══ Material supplied ══

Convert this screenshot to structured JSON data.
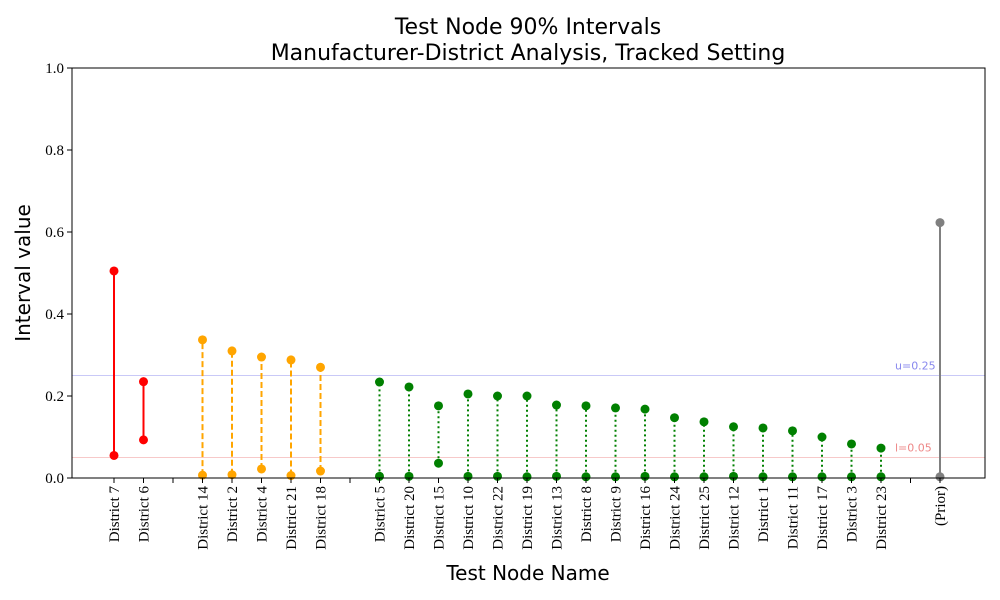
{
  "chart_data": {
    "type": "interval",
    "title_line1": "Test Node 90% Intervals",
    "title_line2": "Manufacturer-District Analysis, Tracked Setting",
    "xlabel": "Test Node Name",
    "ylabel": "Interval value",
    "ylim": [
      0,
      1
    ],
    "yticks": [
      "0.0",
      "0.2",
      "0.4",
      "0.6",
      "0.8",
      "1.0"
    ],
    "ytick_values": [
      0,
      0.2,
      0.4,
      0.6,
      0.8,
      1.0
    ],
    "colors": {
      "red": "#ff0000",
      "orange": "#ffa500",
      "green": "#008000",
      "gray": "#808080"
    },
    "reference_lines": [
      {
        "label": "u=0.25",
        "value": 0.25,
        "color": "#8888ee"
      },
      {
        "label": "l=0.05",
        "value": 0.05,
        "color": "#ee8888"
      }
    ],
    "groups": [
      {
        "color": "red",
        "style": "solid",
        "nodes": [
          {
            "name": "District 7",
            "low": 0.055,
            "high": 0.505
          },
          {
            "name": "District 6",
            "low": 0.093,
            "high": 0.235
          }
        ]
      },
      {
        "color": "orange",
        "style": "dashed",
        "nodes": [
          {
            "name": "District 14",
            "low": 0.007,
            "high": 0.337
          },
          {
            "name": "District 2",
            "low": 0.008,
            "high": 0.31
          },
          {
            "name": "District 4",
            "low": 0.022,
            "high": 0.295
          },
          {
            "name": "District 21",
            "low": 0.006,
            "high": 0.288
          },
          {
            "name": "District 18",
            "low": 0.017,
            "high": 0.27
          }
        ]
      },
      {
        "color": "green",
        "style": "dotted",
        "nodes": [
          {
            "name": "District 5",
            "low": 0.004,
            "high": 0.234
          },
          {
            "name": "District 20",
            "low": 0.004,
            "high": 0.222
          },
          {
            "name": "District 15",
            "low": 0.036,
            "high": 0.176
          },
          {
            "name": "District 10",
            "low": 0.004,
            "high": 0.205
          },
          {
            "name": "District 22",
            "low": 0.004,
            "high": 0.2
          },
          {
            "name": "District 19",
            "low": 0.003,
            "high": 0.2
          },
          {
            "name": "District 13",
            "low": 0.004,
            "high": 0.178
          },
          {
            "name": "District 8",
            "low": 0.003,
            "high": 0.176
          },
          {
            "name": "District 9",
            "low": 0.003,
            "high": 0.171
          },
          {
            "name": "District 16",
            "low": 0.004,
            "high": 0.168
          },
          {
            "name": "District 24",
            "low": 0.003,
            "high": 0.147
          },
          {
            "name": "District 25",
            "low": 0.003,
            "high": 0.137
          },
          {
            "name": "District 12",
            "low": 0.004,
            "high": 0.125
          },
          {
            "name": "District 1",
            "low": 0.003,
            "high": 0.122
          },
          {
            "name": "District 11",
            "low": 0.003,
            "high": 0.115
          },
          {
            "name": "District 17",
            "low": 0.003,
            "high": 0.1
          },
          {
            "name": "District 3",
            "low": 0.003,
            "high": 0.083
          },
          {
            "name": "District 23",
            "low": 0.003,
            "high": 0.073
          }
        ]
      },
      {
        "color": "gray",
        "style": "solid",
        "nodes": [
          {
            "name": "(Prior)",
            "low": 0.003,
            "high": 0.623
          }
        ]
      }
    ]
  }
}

═══

> **Task brief**: Without the pictures, copy the material exactly as given.

> **Task result**:
Convert this screenshot to structured JSON data.
{
  "chart_data": {
    "type": "interval",
    "title_line1": "Test Node 90% Intervals",
    "title_line2": "Manufacturer-District Analysis, Tracked Setting",
    "xlabel": "Test Node Name",
    "ylabel": "Interval value",
    "ylim": [
      0,
      1
    ],
    "yticks": [
      "0.0",
      "0.2",
      "0.4",
      "0.6",
      "0.8",
      "1.0"
    ],
    "ytick_values": [
      0,
      0.2,
      0.4,
      0.6,
      0.8,
      1.0
    ],
    "colors": {
      "red": "#ff0000",
      "orange": "#ffa500",
      "green": "#008000",
      "gray": "#808080"
    },
    "reference_lines": [
      {
        "label": "u=0.25",
        "value": 0.25,
        "color": "#8888ee"
      },
      {
        "label": "l=0.05",
        "value": 0.05,
        "color": "#ee8888"
      }
    ],
    "groups": [
      {
        "color": "red",
        "style": "solid",
        "nodes": [
          {
            "name": "District 7",
            "low": 0.055,
            "high": 0.505
          },
          {
            "name": "District 6",
            "low": 0.093,
            "high": 0.235
          }
        ]
      },
      {
        "color": "orange",
        "style": "dashed",
        "nodes": [
          {
            "name": "District 14",
            "low": 0.007,
            "high": 0.337
          },
          {
            "name": "District 2",
            "low": 0.008,
            "high": 0.31
          },
          {
            "name": "District 4",
            "low": 0.022,
            "high": 0.295
          },
          {
            "name": "District 21",
            "low": 0.006,
            "high": 0.288
          },
          {
            "name": "District 18",
            "low": 0.017,
            "high": 0.27
          }
        ]
      },
      {
        "color": "green",
        "style": "dotted",
        "nodes": [
          {
            "name": "District 5",
            "low": 0.004,
            "high": 0.234
          },
          {
            "name": "District 20",
            "low": 0.004,
            "high": 0.222
          },
          {
            "name": "District 15",
            "low": 0.036,
            "high": 0.176
          },
          {
            "name": "District 10",
            "low": 0.004,
            "high": 0.205
          },
          {
            "name": "District 22",
            "low": 0.004,
            "high": 0.2
          },
          {
            "name": "District 19",
            "low": 0.003,
            "high": 0.2
          },
          {
            "name": "District 13",
            "low": 0.004,
            "high": 0.178
          },
          {
            "name": "District 8",
            "low": 0.003,
            "high": 0.176
          },
          {
            "name": "District 9",
            "low": 0.003,
            "high": 0.171
          },
          {
            "name": "District 16",
            "low": 0.004,
            "high": 0.168
          },
          {
            "name": "District 24",
            "low": 0.003,
            "high": 0.147
          },
          {
            "name": "District 25",
            "low": 0.003,
            "high": 0.137
          },
          {
            "name": "District 12",
            "low": 0.004,
            "high": 0.125
          },
          {
            "name": "District 1",
            "low": 0.003,
            "high": 0.122
          },
          {
            "name": "District 11",
            "low": 0.003,
            "high": 0.115
          },
          {
            "name": "District 17",
            "low": 0.003,
            "high": 0.1
          },
          {
            "name": "District 3",
            "low": 0.003,
            "high": 0.083
          },
          {
            "name": "District 23",
            "low": 0.003,
            "high": 0.073
          }
        ]
      },
      {
        "color": "gray",
        "style": "solid",
        "nodes": [
          {
            "name": "(Prior)",
            "low": 0.003,
            "high": 0.623
          }
        ]
      }
    ]
  }
}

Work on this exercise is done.